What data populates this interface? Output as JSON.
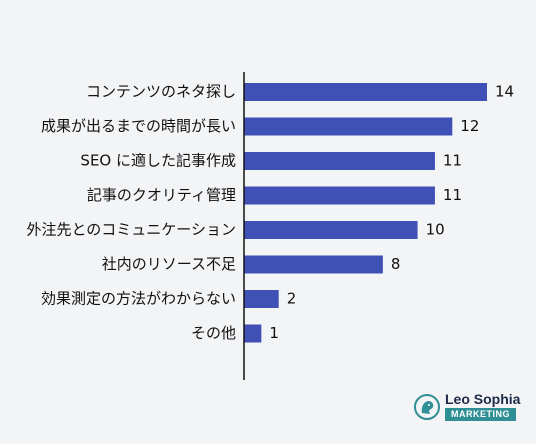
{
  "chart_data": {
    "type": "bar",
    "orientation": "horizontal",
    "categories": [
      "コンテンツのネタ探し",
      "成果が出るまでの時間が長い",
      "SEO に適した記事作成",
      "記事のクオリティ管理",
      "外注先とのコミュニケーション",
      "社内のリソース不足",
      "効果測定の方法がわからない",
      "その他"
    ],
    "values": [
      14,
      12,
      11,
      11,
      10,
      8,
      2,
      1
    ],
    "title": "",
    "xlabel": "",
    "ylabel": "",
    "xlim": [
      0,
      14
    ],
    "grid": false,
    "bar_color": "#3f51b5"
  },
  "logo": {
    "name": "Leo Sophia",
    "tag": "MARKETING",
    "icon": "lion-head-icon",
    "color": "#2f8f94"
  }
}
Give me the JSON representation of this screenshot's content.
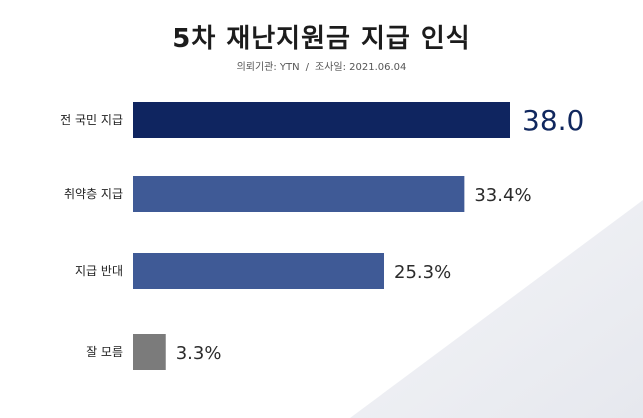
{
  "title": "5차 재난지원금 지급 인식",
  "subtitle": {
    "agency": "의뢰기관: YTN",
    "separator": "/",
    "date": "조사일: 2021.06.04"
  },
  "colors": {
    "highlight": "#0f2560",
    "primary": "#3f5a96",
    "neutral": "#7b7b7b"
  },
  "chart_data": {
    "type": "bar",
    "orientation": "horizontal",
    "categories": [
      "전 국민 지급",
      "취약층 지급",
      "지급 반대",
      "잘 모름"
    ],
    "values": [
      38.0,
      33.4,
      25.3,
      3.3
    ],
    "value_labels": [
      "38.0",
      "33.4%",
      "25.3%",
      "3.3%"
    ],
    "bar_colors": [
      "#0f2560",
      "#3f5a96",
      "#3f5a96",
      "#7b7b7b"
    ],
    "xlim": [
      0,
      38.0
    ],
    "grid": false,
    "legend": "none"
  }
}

---

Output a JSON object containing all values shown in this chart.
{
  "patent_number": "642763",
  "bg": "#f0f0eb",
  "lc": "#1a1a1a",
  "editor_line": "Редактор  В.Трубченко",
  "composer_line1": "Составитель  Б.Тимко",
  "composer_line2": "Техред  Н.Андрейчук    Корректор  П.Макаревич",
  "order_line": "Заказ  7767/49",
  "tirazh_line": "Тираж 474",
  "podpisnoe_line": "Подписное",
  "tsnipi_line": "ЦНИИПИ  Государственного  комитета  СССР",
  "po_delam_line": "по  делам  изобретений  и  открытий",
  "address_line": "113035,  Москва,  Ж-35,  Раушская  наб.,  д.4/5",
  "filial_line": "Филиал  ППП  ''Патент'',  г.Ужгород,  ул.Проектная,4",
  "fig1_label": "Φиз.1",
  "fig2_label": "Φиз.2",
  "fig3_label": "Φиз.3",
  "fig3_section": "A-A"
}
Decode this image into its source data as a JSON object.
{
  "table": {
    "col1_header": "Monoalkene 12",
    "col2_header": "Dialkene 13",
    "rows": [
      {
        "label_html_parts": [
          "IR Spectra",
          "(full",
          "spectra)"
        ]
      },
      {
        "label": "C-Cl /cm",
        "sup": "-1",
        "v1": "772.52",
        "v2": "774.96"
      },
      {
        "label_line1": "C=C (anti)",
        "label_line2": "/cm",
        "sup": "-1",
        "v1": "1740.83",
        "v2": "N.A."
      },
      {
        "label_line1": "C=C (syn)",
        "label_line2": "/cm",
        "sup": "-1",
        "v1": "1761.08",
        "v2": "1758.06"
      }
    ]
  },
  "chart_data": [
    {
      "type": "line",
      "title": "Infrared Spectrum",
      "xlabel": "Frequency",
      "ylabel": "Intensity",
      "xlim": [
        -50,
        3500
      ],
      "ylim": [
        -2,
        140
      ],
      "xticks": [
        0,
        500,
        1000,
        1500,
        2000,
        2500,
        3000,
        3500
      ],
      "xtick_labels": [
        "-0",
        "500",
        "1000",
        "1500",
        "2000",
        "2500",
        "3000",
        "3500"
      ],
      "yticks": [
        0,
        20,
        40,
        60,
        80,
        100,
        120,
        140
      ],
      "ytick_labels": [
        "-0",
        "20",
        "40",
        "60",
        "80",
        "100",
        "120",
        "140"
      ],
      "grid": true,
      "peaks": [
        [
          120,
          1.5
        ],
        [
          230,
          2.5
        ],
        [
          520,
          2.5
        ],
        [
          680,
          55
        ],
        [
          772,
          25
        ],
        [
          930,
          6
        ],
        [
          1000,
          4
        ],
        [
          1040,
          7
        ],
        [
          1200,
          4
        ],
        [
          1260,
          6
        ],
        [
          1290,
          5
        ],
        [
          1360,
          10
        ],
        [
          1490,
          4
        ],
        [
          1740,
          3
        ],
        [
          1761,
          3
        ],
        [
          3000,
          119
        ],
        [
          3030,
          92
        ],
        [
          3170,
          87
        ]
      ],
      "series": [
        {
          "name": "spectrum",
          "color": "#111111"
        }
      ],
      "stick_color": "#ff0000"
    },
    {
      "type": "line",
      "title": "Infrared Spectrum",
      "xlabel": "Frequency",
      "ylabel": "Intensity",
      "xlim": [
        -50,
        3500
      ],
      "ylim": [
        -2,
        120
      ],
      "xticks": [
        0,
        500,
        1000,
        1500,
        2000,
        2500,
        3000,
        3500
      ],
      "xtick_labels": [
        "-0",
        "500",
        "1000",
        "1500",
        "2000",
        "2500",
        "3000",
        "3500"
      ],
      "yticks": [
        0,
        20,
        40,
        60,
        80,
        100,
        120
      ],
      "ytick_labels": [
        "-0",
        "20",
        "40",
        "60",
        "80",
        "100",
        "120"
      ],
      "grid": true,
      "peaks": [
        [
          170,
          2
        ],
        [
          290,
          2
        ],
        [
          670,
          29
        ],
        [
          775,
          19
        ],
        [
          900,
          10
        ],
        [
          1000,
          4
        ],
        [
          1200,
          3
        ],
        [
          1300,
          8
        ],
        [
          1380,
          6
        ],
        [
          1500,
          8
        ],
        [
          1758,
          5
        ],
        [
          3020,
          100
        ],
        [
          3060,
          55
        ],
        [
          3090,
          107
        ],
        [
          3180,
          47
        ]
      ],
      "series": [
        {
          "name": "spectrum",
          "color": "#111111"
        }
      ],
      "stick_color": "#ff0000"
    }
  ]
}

■ **Task goal**: Gather every line from the listing above in which the word "this" appears.

■ **Solution**:
What data populates this interface? Output as JSON.
Give me the JSON representation of this screenshot's content.
Output a JSON object containing all values shown in this chart.
Decode this image into its source data as a JSON object.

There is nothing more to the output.